++++ GIVEN TEXT ++++
Only through this prism can we explain the professor’s
“hook” on the very first page of Fateful
Eggs. Bulgakov likes to show bad omens of an impending disaster from the
very beginning.
***
We are now getting down to the second ‘whale’ of
Bulgakov’s Fateful Eggs, which is
Lermontov’s poem Glistening, Run the
Clouds:
“…Wretched
is the world!
Each
person in it is forgotten and lonely amidst the crowd;
And
people all rush toward nonentity,---
But
even though Nature despises them,
She
has her favorites among them, as with other kings.
And
he who has her mark upon himself,
Must
not complain about his lot,
So
that no one, no one would ever say
That
she had nursed a snake at her breast.”
In the person of Professor Persikov, Bulgakov shows us
such a favorite of Nature. This is the only way to explain that something “special, which he possessed alone,
out of the whole world.” With his unique sense of humor, Bulgakov kills off
his protagonist in a most gruesome manner:
“A low man on crooked monkey legs… pushed
his way to Persikov, and with a terrible blow of the stick broke open his head.”
Here is a response of sorts to Lermontov’s warning:
And
he who has her mark upon himself,
Must
not complain about his lot…
Naturally, Bulgakov has another fig in his pocket to
Lermontov’s line: “So that no one, no one would ever say That she had nursed a snake at her
breast.” He gives Professor V. I. Persikov the acronymic name VIPER
in the very first chapter, which is titled Curriculum
Vitae of Professor Persikov. This is the reason why he is giving him such
an unusual last name: he needs its first three letters: PER.
Bulgakov confirms this in two places.---
1.
When the enraged
crowd comes to kill Professor Persikov, it shouts: “World villain! You let the reptilians
loose!” The Russian word “gad,” which translates as “reptilian,” but also
figuratively as “scum,” comes from the word “gadyuka,” meaning “viper.”
2.
When A. S. Rok,
having received the eggs at his state farm, telephones Persikov to ask him
whether they ought to be washed, he mentions them as being dirty, smeared in
some kind of “gryazyuka.” This last word is an artificial derivative of
“gryaz’,” “dirt,” created to rhyme with the word “gadyuka,” “viper,”
immediately indicating that those were not chicken eggs, but snake eggs.
++++ MATERIAL ++++
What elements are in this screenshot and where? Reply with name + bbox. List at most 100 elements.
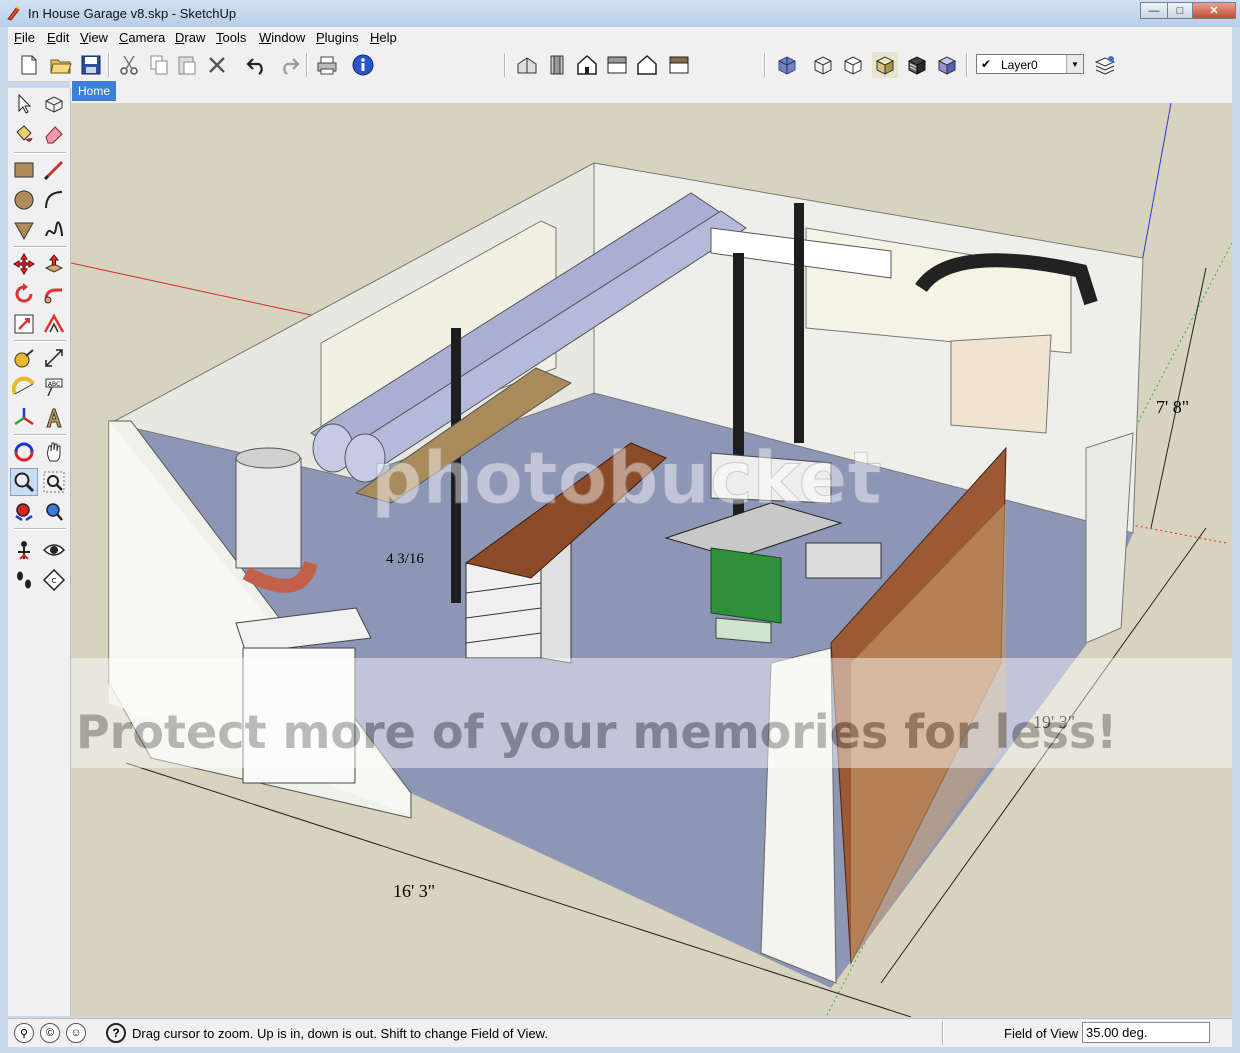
++++
> _INSTRUCTION 1_
In the passage on Bulgakov's Fateful Eggs, what acronymic name does Bulgakov give Professor V. I. Persikov?
> _INSTRUCTION 2_
Transcribe the passage on Fateful Eggs, everything from "When the enraged" down to "but snake eggs.".

> _WRITTEN ANSWER 1_
VIPER

> _WRITTEN ANSWER 2_
When the enraged
crowd comes to kill Professor Persikov, it shouts: “World villain! You let the reptilians
loose!” The Russian word “gad,” which translates as “reptilian,” but also
figuratively as “scum,” comes from the word “gadyuka,” meaning “viper.”
2.
When A. S. Rok,
having received the eggs at his state farm, telephones Persikov to ask him
whether they ought to be washed, he mentions them as being dirty, smeared in
some kind of “gryazyuka.” This last word is an artificial derivative of
“gryaz’,” “dirt,” created to rhyme with the word “gadyuka,” “viper,”
immediately indicating that those were not chicken eggs, but snake eggs.